◆ **DESKRIPSI TUGAS**
Kembalikan seluruh baris di bawah ini tanpa mengubah satu karakter pun.

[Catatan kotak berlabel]
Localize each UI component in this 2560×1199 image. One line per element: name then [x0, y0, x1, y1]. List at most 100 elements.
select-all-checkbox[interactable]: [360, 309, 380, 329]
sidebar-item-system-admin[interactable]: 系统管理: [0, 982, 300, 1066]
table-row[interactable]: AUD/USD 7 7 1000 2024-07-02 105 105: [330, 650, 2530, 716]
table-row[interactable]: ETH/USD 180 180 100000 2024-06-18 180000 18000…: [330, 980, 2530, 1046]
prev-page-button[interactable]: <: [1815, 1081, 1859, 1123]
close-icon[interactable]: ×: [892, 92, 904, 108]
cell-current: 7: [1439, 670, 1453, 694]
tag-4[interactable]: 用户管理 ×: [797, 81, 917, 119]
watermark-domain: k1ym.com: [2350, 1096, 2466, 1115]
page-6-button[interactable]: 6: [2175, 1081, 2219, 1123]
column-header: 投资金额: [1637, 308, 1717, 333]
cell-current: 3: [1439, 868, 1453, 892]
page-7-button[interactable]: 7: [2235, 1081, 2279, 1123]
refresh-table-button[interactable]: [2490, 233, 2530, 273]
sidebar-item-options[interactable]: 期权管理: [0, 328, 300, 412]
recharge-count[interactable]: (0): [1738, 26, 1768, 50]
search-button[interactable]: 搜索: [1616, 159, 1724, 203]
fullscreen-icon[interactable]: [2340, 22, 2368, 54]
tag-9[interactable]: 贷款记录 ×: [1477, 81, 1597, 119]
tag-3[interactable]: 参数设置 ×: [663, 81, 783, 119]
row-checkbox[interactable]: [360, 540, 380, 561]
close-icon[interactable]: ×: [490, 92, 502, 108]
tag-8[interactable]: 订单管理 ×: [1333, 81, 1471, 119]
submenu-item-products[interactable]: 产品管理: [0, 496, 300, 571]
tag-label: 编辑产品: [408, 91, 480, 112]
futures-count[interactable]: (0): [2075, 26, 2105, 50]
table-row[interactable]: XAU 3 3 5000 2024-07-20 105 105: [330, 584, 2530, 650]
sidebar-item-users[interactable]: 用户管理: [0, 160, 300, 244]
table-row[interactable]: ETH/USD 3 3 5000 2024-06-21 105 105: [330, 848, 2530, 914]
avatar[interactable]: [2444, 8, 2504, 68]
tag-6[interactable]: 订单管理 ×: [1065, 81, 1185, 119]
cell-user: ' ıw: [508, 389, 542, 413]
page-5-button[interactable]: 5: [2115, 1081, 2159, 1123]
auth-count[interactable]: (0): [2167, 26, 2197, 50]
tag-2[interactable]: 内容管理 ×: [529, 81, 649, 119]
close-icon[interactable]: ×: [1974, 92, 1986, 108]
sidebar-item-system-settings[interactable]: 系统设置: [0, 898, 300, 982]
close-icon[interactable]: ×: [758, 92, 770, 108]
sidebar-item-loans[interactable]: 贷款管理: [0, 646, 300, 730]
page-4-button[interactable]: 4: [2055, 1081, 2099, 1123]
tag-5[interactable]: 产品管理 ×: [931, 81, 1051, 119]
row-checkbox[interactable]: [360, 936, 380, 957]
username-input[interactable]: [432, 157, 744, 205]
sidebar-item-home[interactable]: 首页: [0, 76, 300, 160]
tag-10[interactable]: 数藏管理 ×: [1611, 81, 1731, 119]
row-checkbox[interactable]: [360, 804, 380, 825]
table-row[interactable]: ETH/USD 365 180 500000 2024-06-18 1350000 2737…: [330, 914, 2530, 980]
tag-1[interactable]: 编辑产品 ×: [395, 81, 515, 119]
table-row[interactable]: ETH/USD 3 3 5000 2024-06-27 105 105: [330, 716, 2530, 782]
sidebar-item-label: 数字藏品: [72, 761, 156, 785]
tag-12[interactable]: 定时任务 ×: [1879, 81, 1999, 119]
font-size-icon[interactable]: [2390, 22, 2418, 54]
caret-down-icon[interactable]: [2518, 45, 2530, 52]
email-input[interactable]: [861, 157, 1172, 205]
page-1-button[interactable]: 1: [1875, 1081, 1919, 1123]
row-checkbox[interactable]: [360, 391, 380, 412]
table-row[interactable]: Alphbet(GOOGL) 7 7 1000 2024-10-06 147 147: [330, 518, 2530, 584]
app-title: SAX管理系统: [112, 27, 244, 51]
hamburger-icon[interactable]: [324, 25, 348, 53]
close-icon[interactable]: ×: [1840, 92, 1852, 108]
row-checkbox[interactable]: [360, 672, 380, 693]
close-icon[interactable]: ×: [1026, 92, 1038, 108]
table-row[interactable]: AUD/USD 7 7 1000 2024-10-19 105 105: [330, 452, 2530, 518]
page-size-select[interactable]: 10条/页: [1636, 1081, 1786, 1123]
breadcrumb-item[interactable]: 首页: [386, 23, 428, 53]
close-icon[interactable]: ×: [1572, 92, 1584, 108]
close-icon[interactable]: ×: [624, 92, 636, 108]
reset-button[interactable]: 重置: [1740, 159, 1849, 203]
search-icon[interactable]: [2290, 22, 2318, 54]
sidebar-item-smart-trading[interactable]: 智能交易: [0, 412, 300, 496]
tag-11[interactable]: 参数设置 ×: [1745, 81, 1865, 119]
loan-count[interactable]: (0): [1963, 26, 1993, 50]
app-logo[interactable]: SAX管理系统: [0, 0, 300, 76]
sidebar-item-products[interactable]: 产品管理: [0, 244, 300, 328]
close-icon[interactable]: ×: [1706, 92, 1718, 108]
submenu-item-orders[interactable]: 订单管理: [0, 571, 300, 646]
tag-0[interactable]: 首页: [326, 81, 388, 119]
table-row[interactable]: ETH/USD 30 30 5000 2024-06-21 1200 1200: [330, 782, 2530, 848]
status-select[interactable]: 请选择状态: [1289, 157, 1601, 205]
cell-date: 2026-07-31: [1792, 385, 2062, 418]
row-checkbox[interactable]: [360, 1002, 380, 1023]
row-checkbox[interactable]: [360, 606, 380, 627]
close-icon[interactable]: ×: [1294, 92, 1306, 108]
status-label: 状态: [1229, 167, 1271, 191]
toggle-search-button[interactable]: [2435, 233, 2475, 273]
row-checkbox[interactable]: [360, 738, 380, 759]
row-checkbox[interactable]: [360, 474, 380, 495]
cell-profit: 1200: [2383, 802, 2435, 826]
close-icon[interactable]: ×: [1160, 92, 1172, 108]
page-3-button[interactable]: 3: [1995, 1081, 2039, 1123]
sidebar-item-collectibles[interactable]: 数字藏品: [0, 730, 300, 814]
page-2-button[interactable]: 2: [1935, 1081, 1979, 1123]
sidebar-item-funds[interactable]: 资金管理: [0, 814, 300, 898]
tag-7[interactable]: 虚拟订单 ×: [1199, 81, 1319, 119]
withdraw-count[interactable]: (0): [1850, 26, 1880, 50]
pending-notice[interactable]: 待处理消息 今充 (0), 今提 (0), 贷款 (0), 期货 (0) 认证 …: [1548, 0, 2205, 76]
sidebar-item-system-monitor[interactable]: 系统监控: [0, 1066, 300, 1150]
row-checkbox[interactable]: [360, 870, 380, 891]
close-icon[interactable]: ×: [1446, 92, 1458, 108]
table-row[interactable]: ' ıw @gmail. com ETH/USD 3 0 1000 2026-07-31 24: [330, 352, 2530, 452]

◆ **JAWABAN LENGKAP**
Localize each UI component in this 2560×1199 image. One line per element: name then [x0, y0, x1, y1]. List at most 100 elements.
select-all-checkbox[interactable]: [360, 309, 380, 329]
sidebar-item-system-admin[interactable]: 系统管理: [0, 982, 300, 1066]
table-row[interactable]: AUD/USD 7 7 1000 2024-07-02 105 105: [330, 650, 2530, 716]
table-row[interactable]: ETH/USD 180 180 100000 2024-06-18 180000 18000…: [330, 980, 2530, 1046]
prev-page-button[interactable]: <: [1815, 1081, 1859, 1123]
close-icon[interactable]: ×: [892, 92, 904, 108]
cell-current: 7: [1439, 670, 1453, 694]
tag-4[interactable]: 用户管理 ×: [797, 81, 917, 119]
watermark-domain: k1ym.com: [2350, 1096, 2466, 1115]
page-6-button[interactable]: 6: [2175, 1081, 2219, 1123]
column-header: 投资金额: [1637, 308, 1717, 333]
cell-current: 3: [1439, 868, 1453, 892]
page-7-button[interactable]: 7: [2235, 1081, 2279, 1123]
refresh-table-button[interactable]: [2490, 233, 2530, 273]
sidebar-item-options[interactable]: 期权管理: [0, 328, 300, 412]
recharge-count[interactable]: (0): [1738, 26, 1768, 50]
search-button[interactable]: 搜索: [1616, 159, 1724, 203]
fullscreen-icon[interactable]: [2340, 22, 2368, 54]
tag-9[interactable]: 贷款记录 ×: [1477, 81, 1597, 119]
tag-3[interactable]: 参数设置 ×: [663, 81, 783, 119]
row-checkbox[interactable]: [360, 540, 380, 561]
close-icon[interactable]: ×: [490, 92, 502, 108]
tag-8[interactable]: 订单管理 ×: [1333, 81, 1471, 119]
submenu-item-products[interactable]: 产品管理: [0, 496, 300, 571]
tag-label: 编辑产品: [408, 91, 480, 112]
futures-count[interactable]: (0): [2075, 26, 2105, 50]
table-row[interactable]: XAU 3 3 5000 2024-07-20 105 105: [330, 584, 2530, 650]
sidebar-item-users[interactable]: 用户管理: [0, 160, 300, 244]
table-row[interactable]: ETH/USD 3 3 5000 2024-06-21 105 105: [330, 848, 2530, 914]
avatar[interactable]: [2444, 8, 2504, 68]
tag-6[interactable]: 订单管理 ×: [1065, 81, 1185, 119]
cell-user: ' ıw: [508, 389, 542, 413]
page-5-button[interactable]: 5: [2115, 1081, 2159, 1123]
auth-count[interactable]: (0): [2167, 26, 2197, 50]
tag-2[interactable]: 内容管理 ×: [529, 81, 649, 119]
close-icon[interactable]: ×: [1974, 92, 1986, 108]
sidebar-item-system-settings[interactable]: 系统设置: [0, 898, 300, 982]
close-icon[interactable]: ×: [758, 92, 770, 108]
sidebar-item-loans[interactable]: 贷款管理: [0, 646, 300, 730]
page-4-button[interactable]: 4: [2055, 1081, 2099, 1123]
tag-5[interactable]: 产品管理 ×: [931, 81, 1051, 119]
row-checkbox[interactable]: [360, 936, 380, 957]
username-input[interactable]: [432, 157, 744, 205]
sidebar-item-home[interactable]: 首页: [0, 76, 300, 160]
tag-10[interactable]: 数藏管理 ×: [1611, 81, 1731, 119]
row-checkbox[interactable]: [360, 804, 380, 825]
table-row[interactable]: ETH/USD 365 180 500000 2024-06-18 1350000 2737…: [330, 914, 2530, 980]
tag-1[interactable]: 编辑产品 ×: [395, 81, 515, 119]
table-row[interactable]: ETH/USD 3 3 5000 2024-06-27 105 105: [330, 716, 2530, 782]
sidebar-item-label: 数字藏品: [72, 761, 156, 785]
tag-12[interactable]: 定时任务 ×: [1879, 81, 1999, 119]
font-size-icon[interactable]: [2390, 22, 2418, 54]
caret-down-icon[interactable]: [2518, 45, 2530, 52]
email-input[interactable]: [861, 157, 1172, 205]
page-1-button[interactable]: 1: [1875, 1081, 1919, 1123]
row-checkbox[interactable]: [360, 391, 380, 412]
table-row[interactable]: Alphbet(GOOGL) 7 7 1000 2024-10-06 147 147: [330, 518, 2530, 584]
app-title: SAX管理系统: [112, 27, 244, 51]
hamburger-icon[interactable]: [324, 25, 348, 53]
close-icon[interactable]: ×: [1840, 92, 1852, 108]
row-checkbox[interactable]: [360, 672, 380, 693]
close-icon[interactable]: ×: [1026, 92, 1038, 108]
table-row[interactable]: AUD/USD 7 7 1000 2024-10-19 105 105: [330, 452, 2530, 518]
page-size-select[interactable]: 10条/页: [1636, 1081, 1786, 1123]
breadcrumb-item[interactable]: 首页: [386, 23, 428, 53]
close-icon[interactable]: ×: [1572, 92, 1584, 108]
close-icon[interactable]: ×: [624, 92, 636, 108]
reset-button[interactable]: 重置: [1740, 159, 1849, 203]
search-icon[interactable]: [2290, 22, 2318, 54]
sidebar-item-smart-trading[interactable]: 智能交易: [0, 412, 300, 496]
tag-11[interactable]: 参数设置 ×: [1745, 81, 1865, 119]
loan-count[interactable]: (0): [1963, 26, 1993, 50]
app-logo[interactable]: SAX管理系统: [0, 0, 300, 76]
sidebar-item-products[interactable]: 产品管理: [0, 244, 300, 328]
close-icon[interactable]: ×: [1706, 92, 1718, 108]
submenu-item-orders[interactable]: 订单管理: [0, 571, 300, 646]
tag-0[interactable]: 首页: [326, 81, 388, 119]
table-row[interactable]: ETH/USD 30 30 5000 2024-06-21 1200 1200: [330, 782, 2530, 848]
status-select[interactable]: 请选择状态: [1289, 157, 1601, 205]
cell-date: 2026-07-31: [1792, 385, 2062, 418]
row-checkbox[interactable]: [360, 1002, 380, 1023]
row-checkbox[interactable]: [360, 606, 380, 627]
close-icon[interactable]: ×: [1294, 92, 1306, 108]
status-label: 状态: [1229, 167, 1271, 191]
toggle-search-button[interactable]: [2435, 233, 2475, 273]
row-checkbox[interactable]: [360, 738, 380, 759]
row-checkbox[interactable]: [360, 474, 380, 495]
cell-profit: 1200: [2383, 802, 2435, 826]
close-icon[interactable]: ×: [1160, 92, 1172, 108]
page-3-button[interactable]: 3: [1995, 1081, 2039, 1123]
sidebar-item-collectibles[interactable]: 数字藏品: [0, 730, 300, 814]
page-2-button[interactable]: 2: [1935, 1081, 1979, 1123]
sidebar-item-funds[interactable]: 资金管理: [0, 814, 300, 898]
tag-7[interactable]: 虚拟订单 ×: [1199, 81, 1319, 119]
withdraw-count[interactable]: (0): [1850, 26, 1880, 50]
pending-notice[interactable]: 待处理消息 今充 (0), 今提 (0), 贷款 (0), 期货 (0) 认证 …: [1548, 0, 2205, 76]
sidebar-item-system-monitor[interactable]: 系统监控: [0, 1066, 300, 1150]
row-checkbox[interactable]: [360, 870, 380, 891]
close-icon[interactable]: ×: [1446, 92, 1458, 108]
table-row[interactable]: ' ıw @gmail. com ETH/USD 3 0 1000 2026-07-31 24: [330, 352, 2530, 452]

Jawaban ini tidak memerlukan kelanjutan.